» **Instructions for the task**
Word for word, print each line of the listing below; pictures stay out.

***** Data lines

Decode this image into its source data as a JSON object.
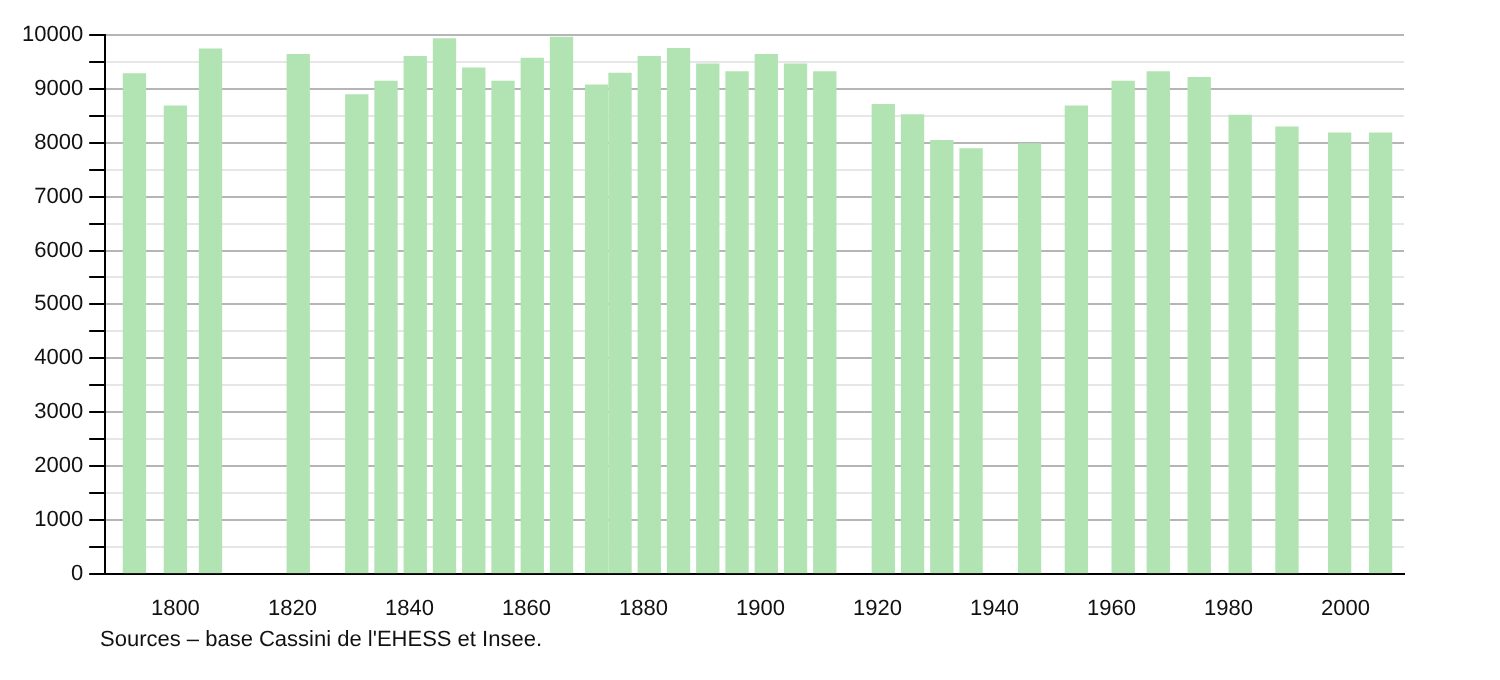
{
  "chart_data": {
    "type": "bar",
    "x": [
      1793,
      1800,
      1806,
      1821,
      1831,
      1836,
      1841,
      1846,
      1851,
      1856,
      1861,
      1866,
      1872,
      1876,
      1881,
      1886,
      1891,
      1896,
      1901,
      1906,
      1911,
      1921,
      1926,
      1931,
      1936,
      1946,
      1954,
      1962,
      1968,
      1975,
      1982,
      1990,
      1999,
      2006
    ],
    "values": [
      9280,
      8680,
      9740,
      9640,
      8890,
      9140,
      9600,
      9930,
      9390,
      9140,
      9570,
      9960,
      9070,
      9290,
      9600,
      9750,
      9460,
      9320,
      9640,
      9460,
      9320,
      8710,
      8520,
      8040,
      7890,
      7980,
      8680,
      9140,
      9320,
      9210,
      8510,
      8290,
      8180,
      8180
    ],
    "color": "#b2e3b2",
    "xlim": [
      1788,
      2010
    ],
    "xticks": [
      1800,
      1820,
      1840,
      1860,
      1880,
      1900,
      1920,
      1940,
      1960,
      1980,
      2000
    ],
    "ylim": [
      0,
      10000
    ],
    "yticks": [
      0,
      {
        "value": 500,
        "label": null
      },
      1000,
      {
        "value": 1500,
        "label": null
      },
      2000,
      {
        "value": 2500,
        "label": null
      },
      3000,
      {
        "value": 3500,
        "label": null
      },
      4000,
      {
        "value": 4500,
        "label": null
      },
      5000,
      {
        "value": 5500,
        "label": null
      },
      6000,
      {
        "value": 6500,
        "label": null
      },
      7000,
      {
        "value": 7500,
        "label": null
      },
      8000,
      {
        "value": 8500,
        "label": null
      },
      9000,
      {
        "value": 9500,
        "label": null
      },
      10000
    ],
    "grid": "y",
    "legend": false,
    "annotations": [
      "Sources – base Cassini de l'EHESS et Insee."
    ]
  }
}
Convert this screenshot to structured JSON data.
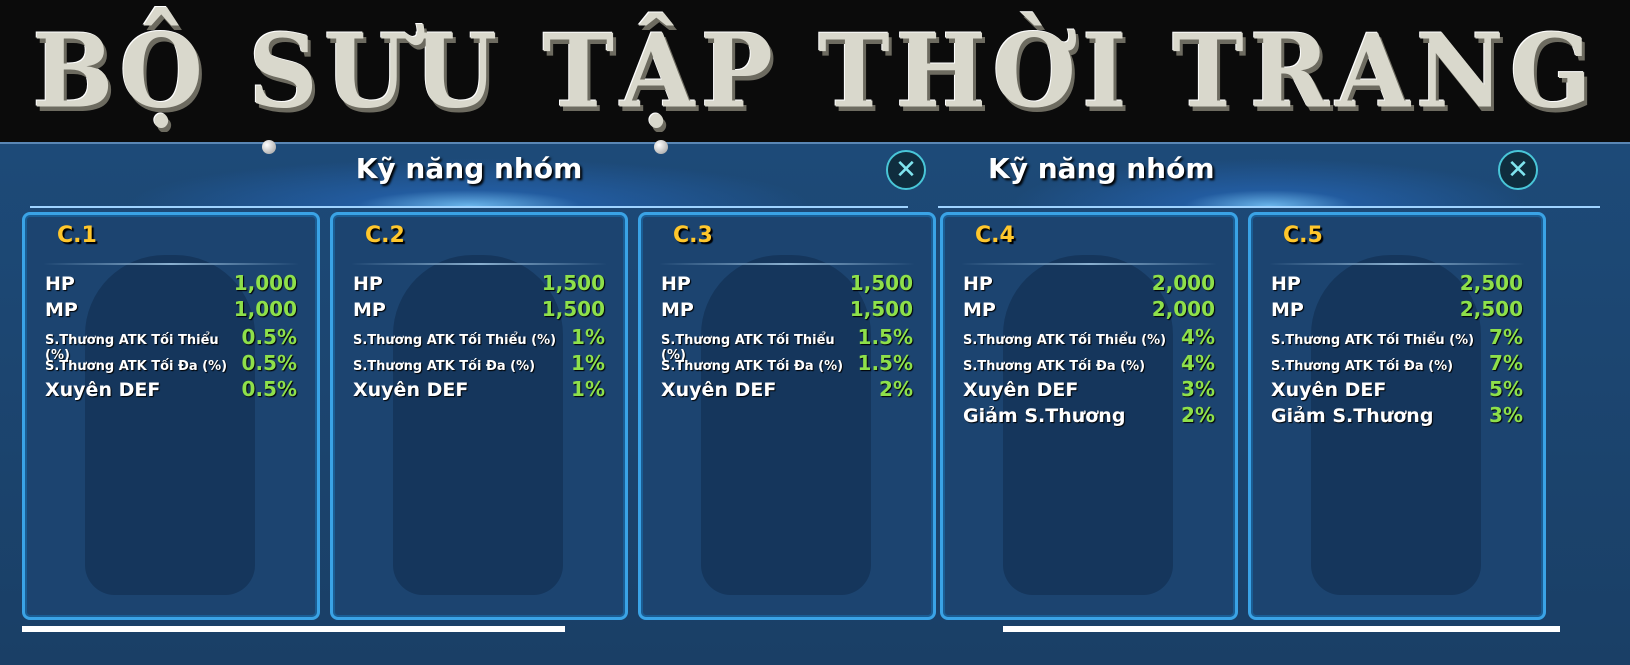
{
  "banner_title": "BỘ SƯU TẬP THỜI TRANG",
  "panels": [
    {
      "title": "Kỹ năng nhóm",
      "close_icon": "close-icon"
    },
    {
      "title": "Kỹ năng nhóm",
      "close_icon": "close-icon"
    }
  ],
  "colors": {
    "title": "#ffc72c",
    "value": "#8ee04a",
    "border": "#3aa3e6"
  },
  "cards": [
    {
      "title": "C.1",
      "rows": [
        [
          "HP",
          "1,000"
        ],
        [
          "MP",
          "1,000"
        ],
        [
          "S.Thương ATK Tối Thiểu (%)",
          "0.5%"
        ],
        [
          "S.Thương ATK Tối Đa (%)",
          "0.5%"
        ],
        [
          "Xuyên DEF",
          "0.5%"
        ]
      ]
    },
    {
      "title": "C.2",
      "rows": [
        [
          "HP",
          "1,500"
        ],
        [
          "MP",
          "1,500"
        ],
        [
          "S.Thương ATK Tối Thiểu (%)",
          "1%"
        ],
        [
          "S.Thương ATK Tối Đa (%)",
          "1%"
        ],
        [
          "Xuyên DEF",
          "1%"
        ]
      ]
    },
    {
      "title": "C.3",
      "rows": [
        [
          "HP",
          "1,500"
        ],
        [
          "MP",
          "1,500"
        ],
        [
          "S.Thương ATK Tối Thiểu (%)",
          "1.5%"
        ],
        [
          "S.Thương ATK Tối Đa (%)",
          "1.5%"
        ],
        [
          "Xuyên DEF",
          "2%"
        ]
      ]
    },
    {
      "title": "C.4",
      "rows": [
        [
          "HP",
          "2,000"
        ],
        [
          "MP",
          "2,000"
        ],
        [
          "S.Thương ATK Tối Thiểu (%)",
          "4%"
        ],
        [
          "S.Thương ATK Tối Đa (%)",
          "4%"
        ],
        [
          "Xuyên DEF",
          "3%"
        ],
        [
          "Giảm S.Thương",
          "2%"
        ]
      ]
    },
    {
      "title": "C.5",
      "rows": [
        [
          "HP",
          "2,500"
        ],
        [
          "MP",
          "2,500"
        ],
        [
          "S.Thương ATK Tối Thiểu (%)",
          "7%"
        ],
        [
          "S.Thương ATK Tối Đa (%)",
          "7%"
        ],
        [
          "Xuyên DEF",
          "5%"
        ],
        [
          "Giảm S.Thương",
          "3%"
        ]
      ]
    }
  ]
}
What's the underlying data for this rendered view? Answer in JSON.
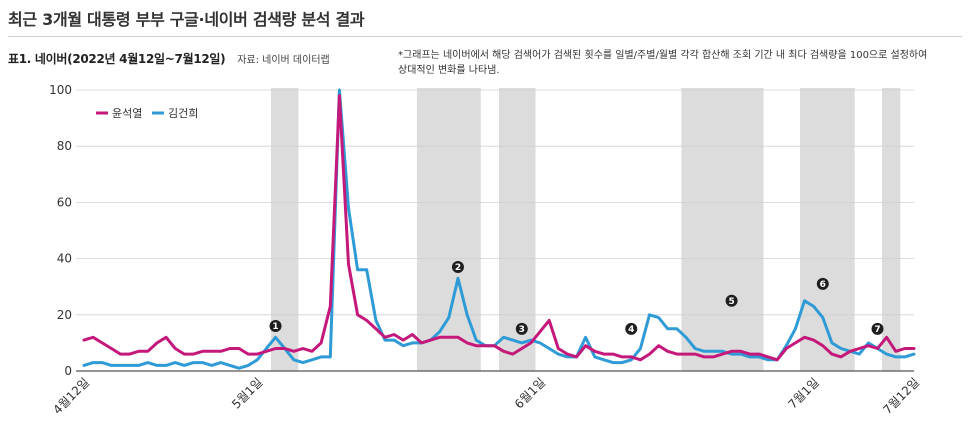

**********

» **Response**
Decode this image into its source data as a JSON object.
{
  "chart_data": {
    "type": "bar",
    "x": [
      1793,
      1800,
      1806,
      1821,
      1831,
      1836,
      1841,
      1846,
      1851,
      1856,
      1861,
      1866,
      1872,
      1876,
      1881,
      1886,
      1891,
      1896,
      1901,
      1906,
      1911,
      1921,
      1926,
      1931,
      1936,
      1946,
      1954,
      1962,
      1968,
      1975,
      1982,
      1990,
      1999,
      2006
    ],
    "values": [
      9280,
      8680,
      9740,
      9640,
      8890,
      9140,
      9600,
      9930,
      9390,
      9140,
      9570,
      9960,
      9070,
      9290,
      9600,
      9750,
      9460,
      9320,
      9640,
      9460,
      9320,
      8710,
      8520,
      8040,
      7890,
      7980,
      8680,
      9140,
      9320,
      9210,
      8510,
      8290,
      8180,
      8180
    ],
    "color": "#b2e3b2",
    "xlim": [
      1788,
      2010
    ],
    "xticks": [
      1800,
      1820,
      1840,
      1860,
      1880,
      1900,
      1920,
      1940,
      1960,
      1980,
      2000
    ],
    "ylim": [
      0,
      10000
    ],
    "yticks": [
      0,
      {
        "value": 500,
        "label": null
      },
      1000,
      {
        "value": 1500,
        "label": null
      },
      2000,
      {
        "value": 2500,
        "label": null
      },
      3000,
      {
        "value": 3500,
        "label": null
      },
      4000,
      {
        "value": 4500,
        "label": null
      },
      5000,
      {
        "value": 5500,
        "label": null
      },
      6000,
      {
        "value": 6500,
        "label": null
      },
      7000,
      {
        "value": 7500,
        "label": null
      },
      8000,
      {
        "value": 8500,
        "label": null
      },
      9000,
      {
        "value": 9500,
        "label": null
      },
      10000
    ],
    "grid": "y",
    "legend": false,
    "annotations": [
      "Sources – base Cassini de l'EHESS et Insee."
    ]
  }
}
Convert this screenshot to structured JSON data.
{
  "banner_title": "BỘ SƯU TẬP THỜI TRANG",
  "panels": [
    {
      "title": "Kỹ năng nhóm",
      "close_icon": "close-icon"
    },
    {
      "title": "Kỹ năng nhóm",
      "close_icon": "close-icon"
    }
  ],
  "colors": {
    "title": "#ffc72c",
    "value": "#8ee04a",
    "border": "#3aa3e6"
  },
  "cards": [
    {
      "title": "C.1",
      "rows": [
        [
          "HP",
          "1,000"
        ],
        [
          "MP",
          "1,000"
        ],
        [
          "S.Thương ATK Tối Thiểu (%)",
          "0.5%"
        ],
        [
          "S.Thương ATK Tối Đa (%)",
          "0.5%"
        ],
        [
          "Xuyên DEF",
          "0.5%"
        ]
      ]
    },
    {
      "title": "C.2",
      "rows": [
        [
          "HP",
          "1,500"
        ],
        [
          "MP",
          "1,500"
        ],
        [
          "S.Thương ATK Tối Thiểu (%)",
          "1%"
        ],
        [
          "S.Thương ATK Tối Đa (%)",
          "1%"
        ],
        [
          "Xuyên DEF",
          "1%"
        ]
      ]
    },
    {
      "title": "C.3",
      "rows": [
        [
          "HP",
          "1,500"
        ],
        [
          "MP",
          "1,500"
        ],
        [
          "S.Thương ATK Tối Thiểu (%)",
          "1.5%"
        ],
        [
          "S.Thương ATK Tối Đa (%)",
          "1.5%"
        ],
        [
          "Xuyên DEF",
          "2%"
        ]
      ]
    },
    {
      "title": "C.4",
      "rows": [
        [
          "HP",
          "2,000"
        ],
        [
          "MP",
          "2,000"
        ],
        [
          "S.Thương ATK Tối Thiểu (%)",
          "4%"
        ],
        [
          "S.Thương ATK Tối Đa (%)",
          "4%"
        ],
        [
          "Xuyên DEF",
          "3%"
        ],
        [
          "Giảm S.Thương",
          "2%"
        ]
      ]
    },
    {
      "title": "C.5",
      "rows": [
        [
          "HP",
          "2,500"
        ],
        [
          "MP",
          "2,500"
        ],
        [
          "S.Thương ATK Tối Thiểu (%)",
          "7%"
        ],
        [
          "S.Thương ATK Tối Đa (%)",
          "7%"
        ],
        [
          "Xuyên DEF",
          "5%"
        ],
        [
          "Giảm S.Thương",
          "3%"
        ]
      ]
    }
  ]
}
What's the underlying data for this rendered view? Answer in JSON.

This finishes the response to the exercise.